Problem description: Pick every line with "name" from the material below.

▬▬▬▬▬▬

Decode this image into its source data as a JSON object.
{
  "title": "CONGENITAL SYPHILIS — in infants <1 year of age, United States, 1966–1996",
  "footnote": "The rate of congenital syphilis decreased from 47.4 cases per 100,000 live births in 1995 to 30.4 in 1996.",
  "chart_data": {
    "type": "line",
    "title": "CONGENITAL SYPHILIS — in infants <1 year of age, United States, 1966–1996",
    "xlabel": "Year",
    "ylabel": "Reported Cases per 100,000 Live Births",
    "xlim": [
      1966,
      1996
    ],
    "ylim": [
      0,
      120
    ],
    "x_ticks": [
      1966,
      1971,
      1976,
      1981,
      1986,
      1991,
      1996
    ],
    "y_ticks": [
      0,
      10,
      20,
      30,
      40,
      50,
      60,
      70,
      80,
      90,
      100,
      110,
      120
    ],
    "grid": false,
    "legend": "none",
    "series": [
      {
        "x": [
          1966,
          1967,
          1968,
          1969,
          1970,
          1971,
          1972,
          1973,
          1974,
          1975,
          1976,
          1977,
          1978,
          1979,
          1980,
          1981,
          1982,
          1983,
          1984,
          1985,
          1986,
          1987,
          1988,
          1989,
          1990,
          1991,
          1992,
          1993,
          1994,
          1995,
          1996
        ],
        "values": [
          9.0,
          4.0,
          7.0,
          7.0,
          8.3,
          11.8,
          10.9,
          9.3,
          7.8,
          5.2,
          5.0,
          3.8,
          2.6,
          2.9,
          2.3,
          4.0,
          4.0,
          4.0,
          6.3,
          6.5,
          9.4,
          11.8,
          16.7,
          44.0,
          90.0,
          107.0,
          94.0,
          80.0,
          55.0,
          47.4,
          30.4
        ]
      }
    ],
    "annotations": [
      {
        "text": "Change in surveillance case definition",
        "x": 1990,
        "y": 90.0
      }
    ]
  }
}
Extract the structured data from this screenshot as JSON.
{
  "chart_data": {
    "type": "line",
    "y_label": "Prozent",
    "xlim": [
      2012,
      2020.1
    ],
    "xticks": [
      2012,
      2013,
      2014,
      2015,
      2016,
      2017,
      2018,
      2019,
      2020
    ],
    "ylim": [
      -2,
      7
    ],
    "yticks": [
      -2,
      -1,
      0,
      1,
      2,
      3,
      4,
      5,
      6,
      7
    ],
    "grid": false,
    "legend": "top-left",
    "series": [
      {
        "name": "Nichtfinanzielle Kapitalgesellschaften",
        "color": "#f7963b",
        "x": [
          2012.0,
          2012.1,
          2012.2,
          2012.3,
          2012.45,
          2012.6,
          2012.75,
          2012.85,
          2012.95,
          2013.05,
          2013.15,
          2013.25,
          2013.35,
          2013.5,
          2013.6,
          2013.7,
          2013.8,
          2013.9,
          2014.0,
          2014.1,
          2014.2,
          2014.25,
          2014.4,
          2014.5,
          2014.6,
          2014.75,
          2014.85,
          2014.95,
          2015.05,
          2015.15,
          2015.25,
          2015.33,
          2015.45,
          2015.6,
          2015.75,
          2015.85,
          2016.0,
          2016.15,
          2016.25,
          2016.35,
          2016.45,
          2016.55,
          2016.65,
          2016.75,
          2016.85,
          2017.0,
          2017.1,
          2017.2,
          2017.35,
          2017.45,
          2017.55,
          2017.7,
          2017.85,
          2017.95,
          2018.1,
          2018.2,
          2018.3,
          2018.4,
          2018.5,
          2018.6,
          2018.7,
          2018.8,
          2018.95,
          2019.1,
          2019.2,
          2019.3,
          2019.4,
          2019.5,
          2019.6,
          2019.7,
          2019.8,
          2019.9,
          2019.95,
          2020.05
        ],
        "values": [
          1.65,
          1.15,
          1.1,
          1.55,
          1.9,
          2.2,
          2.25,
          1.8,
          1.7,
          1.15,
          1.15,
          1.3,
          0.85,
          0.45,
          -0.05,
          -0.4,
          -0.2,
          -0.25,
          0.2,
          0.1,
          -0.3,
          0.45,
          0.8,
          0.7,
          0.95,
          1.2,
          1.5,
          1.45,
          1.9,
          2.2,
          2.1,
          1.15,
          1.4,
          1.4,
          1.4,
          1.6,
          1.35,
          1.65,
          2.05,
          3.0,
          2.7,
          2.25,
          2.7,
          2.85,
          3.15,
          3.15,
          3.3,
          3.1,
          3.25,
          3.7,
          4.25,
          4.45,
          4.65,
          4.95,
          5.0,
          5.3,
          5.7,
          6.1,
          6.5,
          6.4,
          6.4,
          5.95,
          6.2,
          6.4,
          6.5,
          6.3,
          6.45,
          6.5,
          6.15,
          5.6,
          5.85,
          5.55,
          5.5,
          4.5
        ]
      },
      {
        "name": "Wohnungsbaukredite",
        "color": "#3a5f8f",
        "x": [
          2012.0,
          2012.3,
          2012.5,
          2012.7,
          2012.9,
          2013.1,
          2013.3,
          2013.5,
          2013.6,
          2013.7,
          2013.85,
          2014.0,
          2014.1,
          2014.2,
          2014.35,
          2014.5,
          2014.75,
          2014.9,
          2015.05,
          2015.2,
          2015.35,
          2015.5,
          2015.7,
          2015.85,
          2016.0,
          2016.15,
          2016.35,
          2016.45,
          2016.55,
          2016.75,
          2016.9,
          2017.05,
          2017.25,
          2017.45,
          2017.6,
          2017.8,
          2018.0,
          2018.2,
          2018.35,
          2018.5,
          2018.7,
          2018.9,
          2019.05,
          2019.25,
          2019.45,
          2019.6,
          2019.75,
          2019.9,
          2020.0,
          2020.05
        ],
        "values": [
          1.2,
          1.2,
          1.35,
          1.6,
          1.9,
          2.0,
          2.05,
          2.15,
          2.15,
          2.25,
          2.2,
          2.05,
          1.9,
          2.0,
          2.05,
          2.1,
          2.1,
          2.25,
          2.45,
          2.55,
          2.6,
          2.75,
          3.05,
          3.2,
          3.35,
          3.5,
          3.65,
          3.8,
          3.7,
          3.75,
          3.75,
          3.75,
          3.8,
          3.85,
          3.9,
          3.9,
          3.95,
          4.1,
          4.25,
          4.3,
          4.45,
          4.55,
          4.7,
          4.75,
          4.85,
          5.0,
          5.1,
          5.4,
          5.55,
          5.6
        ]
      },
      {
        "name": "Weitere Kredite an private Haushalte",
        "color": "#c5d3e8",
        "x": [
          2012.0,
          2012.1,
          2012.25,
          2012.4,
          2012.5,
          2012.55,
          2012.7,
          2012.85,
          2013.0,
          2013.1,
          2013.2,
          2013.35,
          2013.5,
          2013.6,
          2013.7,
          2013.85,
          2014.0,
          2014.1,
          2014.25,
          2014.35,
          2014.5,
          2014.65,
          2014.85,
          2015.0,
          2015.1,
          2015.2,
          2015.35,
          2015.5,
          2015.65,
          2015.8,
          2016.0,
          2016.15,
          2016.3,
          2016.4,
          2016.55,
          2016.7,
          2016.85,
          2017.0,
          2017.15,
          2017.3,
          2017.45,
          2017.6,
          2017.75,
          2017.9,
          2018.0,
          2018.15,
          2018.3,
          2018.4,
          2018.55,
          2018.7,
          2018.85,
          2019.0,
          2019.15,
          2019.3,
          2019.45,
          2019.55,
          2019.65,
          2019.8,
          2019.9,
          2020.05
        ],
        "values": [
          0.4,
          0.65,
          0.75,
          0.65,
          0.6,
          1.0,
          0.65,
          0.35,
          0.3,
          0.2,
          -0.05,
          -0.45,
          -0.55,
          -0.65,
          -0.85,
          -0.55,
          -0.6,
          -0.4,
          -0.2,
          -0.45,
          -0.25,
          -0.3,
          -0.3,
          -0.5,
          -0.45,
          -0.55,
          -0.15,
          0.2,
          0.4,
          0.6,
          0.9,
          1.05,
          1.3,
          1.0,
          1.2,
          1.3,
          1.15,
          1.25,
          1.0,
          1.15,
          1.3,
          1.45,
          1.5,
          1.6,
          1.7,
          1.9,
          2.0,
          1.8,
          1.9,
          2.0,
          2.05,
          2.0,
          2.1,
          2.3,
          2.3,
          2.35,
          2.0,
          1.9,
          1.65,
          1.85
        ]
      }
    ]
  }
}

▬▬▬▬▬▬

Answer to the exercise:
        "name": "Nichtfinanzielle Kapitalgesellschaften",
        "name": "Wohnungsbaukredite",
        "name": "Weitere Kredite an private Haushalte",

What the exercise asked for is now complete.